__Written instruction__: Return all of the entries exactly, with nothing added or left out.

__Records from a dataset__:
>>>

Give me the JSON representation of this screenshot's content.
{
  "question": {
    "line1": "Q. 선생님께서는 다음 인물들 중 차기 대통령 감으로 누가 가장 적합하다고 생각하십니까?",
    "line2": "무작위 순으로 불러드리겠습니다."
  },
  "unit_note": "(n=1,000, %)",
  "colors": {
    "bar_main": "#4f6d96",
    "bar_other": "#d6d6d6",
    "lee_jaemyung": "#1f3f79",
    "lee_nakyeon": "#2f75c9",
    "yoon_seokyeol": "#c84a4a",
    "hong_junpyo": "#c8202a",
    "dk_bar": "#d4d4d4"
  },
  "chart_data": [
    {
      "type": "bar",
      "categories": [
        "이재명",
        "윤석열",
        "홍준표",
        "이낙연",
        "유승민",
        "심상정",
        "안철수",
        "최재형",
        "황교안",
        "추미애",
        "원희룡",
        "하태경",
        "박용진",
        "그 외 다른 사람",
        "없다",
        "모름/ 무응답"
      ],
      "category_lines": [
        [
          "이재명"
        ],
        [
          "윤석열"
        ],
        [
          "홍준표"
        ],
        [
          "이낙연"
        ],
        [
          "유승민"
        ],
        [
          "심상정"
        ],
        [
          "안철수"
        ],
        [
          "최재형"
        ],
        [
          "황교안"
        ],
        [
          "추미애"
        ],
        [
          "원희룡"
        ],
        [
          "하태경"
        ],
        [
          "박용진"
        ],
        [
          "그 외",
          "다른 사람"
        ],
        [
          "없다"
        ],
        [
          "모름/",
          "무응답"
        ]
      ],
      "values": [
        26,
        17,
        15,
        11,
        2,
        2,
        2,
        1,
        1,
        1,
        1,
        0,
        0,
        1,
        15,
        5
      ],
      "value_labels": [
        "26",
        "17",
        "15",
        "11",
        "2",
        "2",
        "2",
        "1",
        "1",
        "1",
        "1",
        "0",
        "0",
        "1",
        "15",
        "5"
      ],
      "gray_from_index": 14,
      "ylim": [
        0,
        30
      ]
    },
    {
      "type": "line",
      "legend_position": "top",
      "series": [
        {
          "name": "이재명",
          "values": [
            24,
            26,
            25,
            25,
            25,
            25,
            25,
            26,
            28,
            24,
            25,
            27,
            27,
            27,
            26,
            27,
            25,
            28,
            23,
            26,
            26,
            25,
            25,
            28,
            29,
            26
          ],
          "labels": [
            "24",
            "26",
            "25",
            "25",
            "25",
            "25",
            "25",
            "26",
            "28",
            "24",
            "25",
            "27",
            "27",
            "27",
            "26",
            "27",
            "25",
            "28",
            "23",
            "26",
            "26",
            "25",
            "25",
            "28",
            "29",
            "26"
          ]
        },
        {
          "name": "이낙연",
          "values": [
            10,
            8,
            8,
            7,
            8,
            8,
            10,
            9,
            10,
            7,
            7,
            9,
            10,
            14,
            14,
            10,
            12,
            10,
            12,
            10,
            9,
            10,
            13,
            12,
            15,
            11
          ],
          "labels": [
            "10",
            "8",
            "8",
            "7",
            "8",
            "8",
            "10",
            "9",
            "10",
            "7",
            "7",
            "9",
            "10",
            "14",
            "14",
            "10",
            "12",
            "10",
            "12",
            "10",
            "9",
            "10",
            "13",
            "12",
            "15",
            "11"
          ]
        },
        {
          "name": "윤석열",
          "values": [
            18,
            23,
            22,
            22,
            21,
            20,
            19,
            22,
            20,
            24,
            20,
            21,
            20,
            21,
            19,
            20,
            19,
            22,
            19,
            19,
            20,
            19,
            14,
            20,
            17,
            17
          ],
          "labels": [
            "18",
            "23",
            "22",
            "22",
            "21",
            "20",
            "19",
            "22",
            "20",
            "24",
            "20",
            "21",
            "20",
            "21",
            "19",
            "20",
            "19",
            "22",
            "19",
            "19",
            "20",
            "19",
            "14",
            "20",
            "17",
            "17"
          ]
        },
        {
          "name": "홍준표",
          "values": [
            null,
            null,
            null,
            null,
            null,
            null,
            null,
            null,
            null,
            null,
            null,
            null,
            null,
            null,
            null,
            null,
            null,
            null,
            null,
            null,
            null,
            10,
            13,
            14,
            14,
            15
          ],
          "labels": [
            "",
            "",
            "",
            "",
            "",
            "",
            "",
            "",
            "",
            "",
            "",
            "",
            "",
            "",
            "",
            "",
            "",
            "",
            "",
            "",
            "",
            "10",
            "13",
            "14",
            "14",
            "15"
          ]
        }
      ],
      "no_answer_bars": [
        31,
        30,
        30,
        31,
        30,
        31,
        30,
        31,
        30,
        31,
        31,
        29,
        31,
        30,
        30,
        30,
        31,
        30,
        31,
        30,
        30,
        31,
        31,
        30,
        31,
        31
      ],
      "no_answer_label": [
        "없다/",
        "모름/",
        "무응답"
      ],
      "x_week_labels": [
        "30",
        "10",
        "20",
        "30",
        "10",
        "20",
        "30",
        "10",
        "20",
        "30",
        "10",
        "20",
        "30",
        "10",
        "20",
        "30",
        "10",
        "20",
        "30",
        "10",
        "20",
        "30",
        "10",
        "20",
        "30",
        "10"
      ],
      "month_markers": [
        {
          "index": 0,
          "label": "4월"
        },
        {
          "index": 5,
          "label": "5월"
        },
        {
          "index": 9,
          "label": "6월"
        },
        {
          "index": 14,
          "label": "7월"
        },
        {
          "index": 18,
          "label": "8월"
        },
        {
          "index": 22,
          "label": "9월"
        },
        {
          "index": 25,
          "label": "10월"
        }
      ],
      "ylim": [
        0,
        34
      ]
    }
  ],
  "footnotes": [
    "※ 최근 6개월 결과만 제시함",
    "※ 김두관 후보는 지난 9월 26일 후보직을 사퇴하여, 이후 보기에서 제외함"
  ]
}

<<<

__Exercise answer__:
Give me the JSON representation of this screenshot's content.
{
  "question": {
    "line1": "Q. 선생님께서는 다음 인물들 중 차기 대통령 감으로 누가 가장 적합하다고 생각하십니까?",
    "line2": "무작위 순으로 불러드리겠습니다."
  },
  "unit_note": "(n=1,000, %)",
  "colors": {
    "bar_main": "#4f6d96",
    "bar_other": "#d6d6d6",
    "lee_jaemyung": "#1f3f79",
    "lee_nakyeon": "#2f75c9",
    "yoon_seokyeol": "#c84a4a",
    "hong_junpyo": "#c8202a",
    "dk_bar": "#d4d4d4"
  },
  "chart_data": [
    {
      "type": "bar",
      "categories": [
        "이재명",
        "윤석열",
        "홍준표",
        "이낙연",
        "유승민",
        "심상정",
        "안철수",
        "최재형",
        "황교안",
        "추미애",
        "원희룡",
        "하태경",
        "박용진",
        "그 외 다른 사람",
        "없다",
        "모름/ 무응답"
      ],
      "category_lines": [
        [
          "이재명"
        ],
        [
          "윤석열"
        ],
        [
          "홍준표"
        ],
        [
          "이낙연"
        ],
        [
          "유승민"
        ],
        [
          "심상정"
        ],
        [
          "안철수"
        ],
        [
          "최재형"
        ],
        [
          "황교안"
        ],
        [
          "추미애"
        ],
        [
          "원희룡"
        ],
        [
          "하태경"
        ],
        [
          "박용진"
        ],
        [
          "그 외",
          "다른 사람"
        ],
        [
          "없다"
        ],
        [
          "모름/",
          "무응답"
        ]
      ],
      "values": [
        26,
        17,
        15,
        11,
        2,
        2,
        2,
        1,
        1,
        1,
        1,
        0,
        0,
        1,
        15,
        5
      ],
      "value_labels": [
        "26",
        "17",
        "15",
        "11",
        "2",
        "2",
        "2",
        "1",
        "1",
        "1",
        "1",
        "0",
        "0",
        "1",
        "15",
        "5"
      ],
      "gray_from_index": 14,
      "ylim": [
        0,
        30
      ]
    },
    {
      "type": "line",
      "legend_position": "top",
      "series": [
        {
          "name": "이재명",
          "values": [
            24,
            26,
            25,
            25,
            25,
            25,
            25,
            26,
            28,
            24,
            25,
            27,
            27,
            27,
            26,
            27,
            25,
            28,
            23,
            26,
            26,
            25,
            25,
            28,
            29,
            26
          ],
          "labels": [
            "24",
            "26",
            "25",
            "25",
            "25",
            "25",
            "25",
            "26",
            "28",
            "24",
            "25",
            "27",
            "27",
            "27",
            "26",
            "27",
            "25",
            "28",
            "23",
            "26",
            "26",
            "25",
            "25",
            "28",
            "29",
            "26"
          ]
        },
        {
          "name": "이낙연",
          "values": [
            10,
            8,
            8,
            7,
            8,
            8,
            10,
            9,
            10,
            7,
            7,
            9,
            10,
            14,
            14,
            10,
            12,
            10,
            12,
            10,
            9,
            10,
            13,
            12,
            15,
            11
          ],
          "labels": [
            "10",
            "8",
            "8",
            "7",
            "8",
            "8",
            "10",
            "9",
            "10",
            "7",
            "7",
            "9",
            "10",
            "14",
            "14",
            "10",
            "12",
            "10",
            "12",
            "10",
            "9",
            "10",
            "13",
            "12",
            "15",
            "11"
          ]
        },
        {
          "name": "윤석열",
          "values": [
            18,
            23,
            22,
            22,
            21,
            20,
            19,
            22,
            20,
            24,
            20,
            21,
            20,
            21,
            19,
            20,
            19,
            22,
            19,
            19,
            20,
            19,
            14,
            20,
            17,
            17
          ],
          "labels": [
            "18",
            "23",
            "22",
            "22",
            "21",
            "20",
            "19",
            "22",
            "20",
            "24",
            "20",
            "21",
            "20",
            "21",
            "19",
            "20",
            "19",
            "22",
            "19",
            "19",
            "20",
            "19",
            "14",
            "20",
            "17",
            "17"
          ]
        },
        {
          "name": "홍준표",
          "values": [
            null,
            null,
            null,
            null,
            null,
            null,
            null,
            null,
            null,
            null,
            null,
            null,
            null,
            null,
            null,
            null,
            null,
            null,
            null,
            null,
            null,
            10,
            13,
            14,
            14,
            15
          ],
          "labels": [
            "",
            "",
            "",
            "",
            "",
            "",
            "",
            "",
            "",
            "",
            "",
            "",
            "",
            "",
            "",
            "",
            "",
            "",
            "",
            "",
            "",
            "10",
            "13",
            "14",
            "14",
            "15"
          ]
        }
      ],
      "no_answer_bars": [
        31,
        30,
        30,
        31,
        30,
        31,
        30,
        31,
        30,
        31,
        31,
        29,
        31,
        30,
        30,
        30,
        31,
        30,
        31,
        30,
        30,
        31,
        31,
        30,
        31,
        31
      ],
      "no_answer_label": [
        "없다/",
        "모름/",
        "무응답"
      ],
      "x_week_labels": [
        "30",
        "10",
        "20",
        "30",
        "10",
        "20",
        "30",
        "10",
        "20",
        "30",
        "10",
        "20",
        "30",
        "10",
        "20",
        "30",
        "10",
        "20",
        "30",
        "10",
        "20",
        "30",
        "10",
        "20",
        "30",
        "10"
      ],
      "month_markers": [
        {
          "index": 0,
          "label": "4월"
        },
        {
          "index": 5,
          "label": "5월"
        },
        {
          "index": 9,
          "label": "6월"
        },
        {
          "index": 14,
          "label": "7월"
        },
        {
          "index": 18,
          "label": "8월"
        },
        {
          "index": 22,
          "label": "9월"
        },
        {
          "index": 25,
          "label": "10월"
        }
      ],
      "ylim": [
        0,
        34
      ]
    }
  ],
  "footnotes": [
    "※ 최근 6개월 결과만 제시함",
    "※ 김두관 후보는 지난 9월 26일 후보직을 사퇴하여, 이후 보기에서 제외함"
  ]
}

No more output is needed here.